* **SUPPLIED RECORDS**:
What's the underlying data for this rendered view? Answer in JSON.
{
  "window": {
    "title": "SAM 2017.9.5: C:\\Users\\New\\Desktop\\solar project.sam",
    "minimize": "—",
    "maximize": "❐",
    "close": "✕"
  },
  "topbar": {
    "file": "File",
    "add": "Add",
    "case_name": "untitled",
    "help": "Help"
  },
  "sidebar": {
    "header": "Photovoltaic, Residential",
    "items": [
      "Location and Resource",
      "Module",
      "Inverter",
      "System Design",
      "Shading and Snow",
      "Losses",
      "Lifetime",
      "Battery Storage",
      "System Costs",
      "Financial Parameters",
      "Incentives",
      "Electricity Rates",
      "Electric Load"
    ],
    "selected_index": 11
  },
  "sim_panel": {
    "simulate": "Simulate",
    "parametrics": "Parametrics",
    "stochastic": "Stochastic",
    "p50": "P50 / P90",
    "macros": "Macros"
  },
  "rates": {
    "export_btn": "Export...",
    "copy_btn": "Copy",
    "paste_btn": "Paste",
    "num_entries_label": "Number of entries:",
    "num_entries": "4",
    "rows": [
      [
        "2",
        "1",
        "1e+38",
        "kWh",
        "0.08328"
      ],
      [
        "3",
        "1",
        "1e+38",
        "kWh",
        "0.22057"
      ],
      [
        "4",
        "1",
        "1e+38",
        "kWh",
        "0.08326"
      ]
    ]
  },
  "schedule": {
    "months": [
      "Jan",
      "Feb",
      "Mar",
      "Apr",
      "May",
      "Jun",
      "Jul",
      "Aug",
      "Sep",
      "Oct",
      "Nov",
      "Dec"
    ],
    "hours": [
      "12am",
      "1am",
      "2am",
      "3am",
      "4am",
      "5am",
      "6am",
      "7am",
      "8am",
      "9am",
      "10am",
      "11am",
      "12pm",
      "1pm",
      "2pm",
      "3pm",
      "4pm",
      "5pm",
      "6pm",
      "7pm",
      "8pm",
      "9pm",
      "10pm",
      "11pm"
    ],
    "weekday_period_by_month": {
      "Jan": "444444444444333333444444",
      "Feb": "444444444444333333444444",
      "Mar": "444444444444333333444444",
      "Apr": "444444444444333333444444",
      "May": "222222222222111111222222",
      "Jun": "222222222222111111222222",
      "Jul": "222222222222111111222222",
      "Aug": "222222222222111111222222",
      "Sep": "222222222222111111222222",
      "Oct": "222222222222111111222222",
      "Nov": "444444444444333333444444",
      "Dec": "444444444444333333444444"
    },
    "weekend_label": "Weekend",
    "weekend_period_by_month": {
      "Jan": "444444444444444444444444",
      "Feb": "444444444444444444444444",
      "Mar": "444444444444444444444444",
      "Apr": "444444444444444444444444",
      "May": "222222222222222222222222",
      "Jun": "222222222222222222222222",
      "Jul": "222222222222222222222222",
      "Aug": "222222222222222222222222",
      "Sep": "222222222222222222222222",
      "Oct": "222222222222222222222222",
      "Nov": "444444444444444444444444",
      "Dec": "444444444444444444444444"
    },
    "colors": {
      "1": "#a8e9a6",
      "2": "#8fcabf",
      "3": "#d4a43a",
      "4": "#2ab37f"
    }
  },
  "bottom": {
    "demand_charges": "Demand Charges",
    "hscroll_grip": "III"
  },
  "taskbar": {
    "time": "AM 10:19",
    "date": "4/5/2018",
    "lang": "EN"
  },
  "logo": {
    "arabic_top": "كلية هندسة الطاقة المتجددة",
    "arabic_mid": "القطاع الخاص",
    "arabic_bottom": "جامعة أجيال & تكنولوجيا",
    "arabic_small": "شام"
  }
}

* **YOUR OBJECTIVE**:
Transcribe all lines as written.

* **REPLY**:
What's the underlying data for this rendered view? Answer in JSON.
{
  "window": {
    "title": "SAM 2017.9.5: C:\\Users\\New\\Desktop\\solar project.sam",
    "minimize": "—",
    "maximize": "❐",
    "close": "✕"
  },
  "topbar": {
    "file": "File",
    "add": "Add",
    "case_name": "untitled",
    "help": "Help"
  },
  "sidebar": {
    "header": "Photovoltaic, Residential",
    "items": [
      "Location and Resource",
      "Module",
      "Inverter",
      "System Design",
      "Shading and Snow",
      "Losses",
      "Lifetime",
      "Battery Storage",
      "System Costs",
      "Financial Parameters",
      "Incentives",
      "Electricity Rates",
      "Electric Load"
    ],
    "selected_index": 11
  },
  "sim_panel": {
    "simulate": "Simulate",
    "parametrics": "Parametrics",
    "stochastic": "Stochastic",
    "p50": "P50 / P90",
    "macros": "Macros"
  },
  "rates": {
    "export_btn": "Export...",
    "copy_btn": "Copy",
    "paste_btn": "Paste",
    "num_entries_label": "Number of entries:",
    "num_entries": "4",
    "rows": [
      [
        "2",
        "1",
        "1e+38",
        "kWh",
        "0.08328"
      ],
      [
        "3",
        "1",
        "1e+38",
        "kWh",
        "0.22057"
      ],
      [
        "4",
        "1",
        "1e+38",
        "kWh",
        "0.08326"
      ]
    ]
  },
  "schedule": {
    "months": [
      "Jan",
      "Feb",
      "Mar",
      "Apr",
      "May",
      "Jun",
      "Jul",
      "Aug",
      "Sep",
      "Oct",
      "Nov",
      "Dec"
    ],
    "hours": [
      "12am",
      "1am",
      "2am",
      "3am",
      "4am",
      "5am",
      "6am",
      "7am",
      "8am",
      "9am",
      "10am",
      "11am",
      "12pm",
      "1pm",
      "2pm",
      "3pm",
      "4pm",
      "5pm",
      "6pm",
      "7pm",
      "8pm",
      "9pm",
      "10pm",
      "11pm"
    ],
    "weekday_period_by_month": {
      "Jan": "444444444444333333444444",
      "Feb": "444444444444333333444444",
      "Mar": "444444444444333333444444",
      "Apr": "444444444444333333444444",
      "May": "222222222222111111222222",
      "Jun": "222222222222111111222222",
      "Jul": "222222222222111111222222",
      "Aug": "222222222222111111222222",
      "Sep": "222222222222111111222222",
      "Oct": "222222222222111111222222",
      "Nov": "444444444444333333444444",
      "Dec": "444444444444333333444444"
    },
    "weekend_label": "Weekend",
    "weekend_period_by_month": {
      "Jan": "444444444444444444444444",
      "Feb": "444444444444444444444444",
      "Mar": "444444444444444444444444",
      "Apr": "444444444444444444444444",
      "May": "222222222222222222222222",
      "Jun": "222222222222222222222222",
      "Jul": "222222222222222222222222",
      "Aug": "222222222222222222222222",
      "Sep": "222222222222222222222222",
      "Oct": "222222222222222222222222",
      "Nov": "444444444444444444444444",
      "Dec": "444444444444444444444444"
    },
    "colors": {
      "1": "#a8e9a6",
      "2": "#8fcabf",
      "3": "#d4a43a",
      "4": "#2ab37f"
    }
  },
  "bottom": {
    "demand_charges": "Demand Charges",
    "hscroll_grip": "III"
  },
  "taskbar": {
    "time": "AM 10:19",
    "date": "4/5/2018",
    "lang": "EN"
  },
  "logo": {
    "arabic_top": "كلية هندسة الطاقة المتجددة",
    "arabic_mid": "القطاع الخاص",
    "arabic_bottom": "جامعة أجيال & تكنولوجيا",
    "arabic_small": "شام"
  }
}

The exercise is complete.